What the task requires —
Say only how many lines contain the word "where".

---------- Exercise material ----------

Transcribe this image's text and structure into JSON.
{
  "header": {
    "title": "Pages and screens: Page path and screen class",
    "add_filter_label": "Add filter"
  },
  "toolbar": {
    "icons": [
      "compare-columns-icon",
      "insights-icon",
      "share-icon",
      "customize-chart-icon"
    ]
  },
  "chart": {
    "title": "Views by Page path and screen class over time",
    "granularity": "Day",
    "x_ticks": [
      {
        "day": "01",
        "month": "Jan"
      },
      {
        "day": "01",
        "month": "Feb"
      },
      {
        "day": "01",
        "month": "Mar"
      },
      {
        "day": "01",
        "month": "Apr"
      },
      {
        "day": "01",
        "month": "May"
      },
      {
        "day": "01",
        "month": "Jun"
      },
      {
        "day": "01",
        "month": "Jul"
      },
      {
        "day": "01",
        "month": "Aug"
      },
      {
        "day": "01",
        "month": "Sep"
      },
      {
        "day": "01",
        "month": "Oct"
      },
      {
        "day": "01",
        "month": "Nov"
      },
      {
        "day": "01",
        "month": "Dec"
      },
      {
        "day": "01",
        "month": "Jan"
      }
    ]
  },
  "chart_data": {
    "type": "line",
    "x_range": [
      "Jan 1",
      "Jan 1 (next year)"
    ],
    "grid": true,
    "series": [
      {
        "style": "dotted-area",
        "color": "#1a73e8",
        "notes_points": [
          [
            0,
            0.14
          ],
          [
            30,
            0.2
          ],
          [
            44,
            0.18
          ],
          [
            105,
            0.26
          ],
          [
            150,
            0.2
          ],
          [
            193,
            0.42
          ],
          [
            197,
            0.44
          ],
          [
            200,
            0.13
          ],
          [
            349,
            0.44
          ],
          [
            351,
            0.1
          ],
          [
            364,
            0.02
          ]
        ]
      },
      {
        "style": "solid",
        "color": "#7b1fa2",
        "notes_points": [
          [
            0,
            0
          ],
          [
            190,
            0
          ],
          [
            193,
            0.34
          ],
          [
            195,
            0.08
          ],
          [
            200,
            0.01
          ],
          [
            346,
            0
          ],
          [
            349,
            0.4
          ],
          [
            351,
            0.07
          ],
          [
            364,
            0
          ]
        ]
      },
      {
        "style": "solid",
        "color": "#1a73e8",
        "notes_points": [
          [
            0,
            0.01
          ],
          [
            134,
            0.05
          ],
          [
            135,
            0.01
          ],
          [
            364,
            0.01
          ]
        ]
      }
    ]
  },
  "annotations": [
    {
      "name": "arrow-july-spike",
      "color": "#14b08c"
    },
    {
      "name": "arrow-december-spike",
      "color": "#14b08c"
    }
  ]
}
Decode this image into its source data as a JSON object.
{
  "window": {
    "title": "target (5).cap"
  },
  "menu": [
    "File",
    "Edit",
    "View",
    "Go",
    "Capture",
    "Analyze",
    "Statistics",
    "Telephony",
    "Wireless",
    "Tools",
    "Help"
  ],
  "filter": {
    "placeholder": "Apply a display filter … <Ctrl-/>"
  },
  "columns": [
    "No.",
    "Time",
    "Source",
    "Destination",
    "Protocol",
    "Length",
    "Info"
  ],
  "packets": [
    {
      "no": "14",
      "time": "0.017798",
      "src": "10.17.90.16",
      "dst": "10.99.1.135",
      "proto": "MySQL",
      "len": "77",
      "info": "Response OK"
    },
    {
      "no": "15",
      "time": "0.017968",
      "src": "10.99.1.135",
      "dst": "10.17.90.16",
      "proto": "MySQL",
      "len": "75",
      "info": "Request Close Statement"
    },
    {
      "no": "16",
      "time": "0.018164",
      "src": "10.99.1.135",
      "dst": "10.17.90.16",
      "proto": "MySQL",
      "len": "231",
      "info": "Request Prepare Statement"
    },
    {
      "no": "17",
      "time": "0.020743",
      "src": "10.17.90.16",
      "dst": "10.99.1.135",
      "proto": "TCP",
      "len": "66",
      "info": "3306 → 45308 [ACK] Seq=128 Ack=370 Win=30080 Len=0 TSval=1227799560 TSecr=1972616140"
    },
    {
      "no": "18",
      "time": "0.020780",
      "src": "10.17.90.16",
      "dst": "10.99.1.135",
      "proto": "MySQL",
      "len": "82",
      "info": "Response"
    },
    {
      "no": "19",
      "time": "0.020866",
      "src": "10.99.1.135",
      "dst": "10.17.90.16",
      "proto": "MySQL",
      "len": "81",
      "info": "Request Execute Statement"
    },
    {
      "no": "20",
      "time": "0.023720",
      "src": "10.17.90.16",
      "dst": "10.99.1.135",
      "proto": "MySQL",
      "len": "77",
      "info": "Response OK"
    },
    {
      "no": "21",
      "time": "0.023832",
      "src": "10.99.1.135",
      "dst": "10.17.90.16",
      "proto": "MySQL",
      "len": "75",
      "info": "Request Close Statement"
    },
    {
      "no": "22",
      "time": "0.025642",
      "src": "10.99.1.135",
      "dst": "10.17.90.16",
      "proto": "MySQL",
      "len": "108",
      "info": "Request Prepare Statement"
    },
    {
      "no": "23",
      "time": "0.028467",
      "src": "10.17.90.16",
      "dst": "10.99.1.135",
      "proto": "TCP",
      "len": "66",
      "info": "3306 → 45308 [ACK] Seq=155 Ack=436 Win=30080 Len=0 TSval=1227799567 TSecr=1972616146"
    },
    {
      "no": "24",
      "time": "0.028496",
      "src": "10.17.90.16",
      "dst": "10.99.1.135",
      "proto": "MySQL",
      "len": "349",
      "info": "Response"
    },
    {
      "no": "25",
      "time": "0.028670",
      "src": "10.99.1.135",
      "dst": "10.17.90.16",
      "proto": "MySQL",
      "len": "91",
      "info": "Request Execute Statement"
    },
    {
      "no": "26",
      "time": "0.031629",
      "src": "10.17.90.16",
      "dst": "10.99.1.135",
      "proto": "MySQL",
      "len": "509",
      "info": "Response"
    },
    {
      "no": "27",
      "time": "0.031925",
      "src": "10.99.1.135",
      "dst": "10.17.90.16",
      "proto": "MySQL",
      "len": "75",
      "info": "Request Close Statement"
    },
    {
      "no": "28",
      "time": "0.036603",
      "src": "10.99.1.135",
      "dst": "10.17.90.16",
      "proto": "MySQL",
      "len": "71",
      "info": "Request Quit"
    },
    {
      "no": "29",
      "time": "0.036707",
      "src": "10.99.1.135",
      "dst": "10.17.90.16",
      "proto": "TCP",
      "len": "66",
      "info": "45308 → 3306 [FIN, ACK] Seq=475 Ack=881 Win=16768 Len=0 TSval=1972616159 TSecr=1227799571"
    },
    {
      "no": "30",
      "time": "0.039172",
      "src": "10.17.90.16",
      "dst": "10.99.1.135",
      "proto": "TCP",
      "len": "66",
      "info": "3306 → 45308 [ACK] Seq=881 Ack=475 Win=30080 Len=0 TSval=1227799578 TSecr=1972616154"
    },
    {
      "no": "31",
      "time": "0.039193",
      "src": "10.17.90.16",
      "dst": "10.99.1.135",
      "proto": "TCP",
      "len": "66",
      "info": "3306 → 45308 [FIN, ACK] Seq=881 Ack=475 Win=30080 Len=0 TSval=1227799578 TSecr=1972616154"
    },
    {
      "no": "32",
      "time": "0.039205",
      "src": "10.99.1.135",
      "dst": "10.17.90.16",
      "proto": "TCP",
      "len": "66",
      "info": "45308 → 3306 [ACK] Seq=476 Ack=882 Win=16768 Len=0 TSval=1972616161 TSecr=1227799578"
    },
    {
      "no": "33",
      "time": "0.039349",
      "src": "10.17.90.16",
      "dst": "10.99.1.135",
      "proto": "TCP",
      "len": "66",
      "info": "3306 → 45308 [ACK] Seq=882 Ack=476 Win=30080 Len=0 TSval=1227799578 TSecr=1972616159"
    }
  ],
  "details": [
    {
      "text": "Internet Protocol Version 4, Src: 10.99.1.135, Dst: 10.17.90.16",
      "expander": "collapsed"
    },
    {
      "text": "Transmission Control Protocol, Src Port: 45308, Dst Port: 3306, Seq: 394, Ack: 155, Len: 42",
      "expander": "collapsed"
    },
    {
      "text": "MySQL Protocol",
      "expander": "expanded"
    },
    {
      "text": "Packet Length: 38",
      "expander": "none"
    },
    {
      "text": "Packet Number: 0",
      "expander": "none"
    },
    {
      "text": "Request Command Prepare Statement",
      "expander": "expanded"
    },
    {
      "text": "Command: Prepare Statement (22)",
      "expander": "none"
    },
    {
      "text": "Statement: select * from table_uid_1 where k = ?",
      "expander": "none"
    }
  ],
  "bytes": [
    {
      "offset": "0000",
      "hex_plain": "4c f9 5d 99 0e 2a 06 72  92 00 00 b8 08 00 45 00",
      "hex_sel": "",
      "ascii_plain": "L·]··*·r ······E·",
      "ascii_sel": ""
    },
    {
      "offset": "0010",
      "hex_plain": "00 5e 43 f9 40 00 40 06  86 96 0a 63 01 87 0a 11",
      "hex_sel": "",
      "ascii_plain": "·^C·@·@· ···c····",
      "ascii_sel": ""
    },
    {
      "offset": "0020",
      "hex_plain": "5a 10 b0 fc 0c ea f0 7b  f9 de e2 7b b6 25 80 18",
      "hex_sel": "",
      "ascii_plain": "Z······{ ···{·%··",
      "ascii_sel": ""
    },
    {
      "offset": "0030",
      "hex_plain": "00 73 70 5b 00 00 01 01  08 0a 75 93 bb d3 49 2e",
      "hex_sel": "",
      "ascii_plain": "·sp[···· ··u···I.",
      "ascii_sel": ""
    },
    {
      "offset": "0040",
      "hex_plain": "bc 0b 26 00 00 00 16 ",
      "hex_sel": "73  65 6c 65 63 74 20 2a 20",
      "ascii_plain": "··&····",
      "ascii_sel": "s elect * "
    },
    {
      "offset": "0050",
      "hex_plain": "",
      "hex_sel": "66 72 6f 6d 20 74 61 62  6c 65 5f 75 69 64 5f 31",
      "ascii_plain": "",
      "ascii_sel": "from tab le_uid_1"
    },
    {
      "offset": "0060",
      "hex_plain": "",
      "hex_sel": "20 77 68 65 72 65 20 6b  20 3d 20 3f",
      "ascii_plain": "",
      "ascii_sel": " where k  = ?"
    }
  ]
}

----------

Result of this task —
2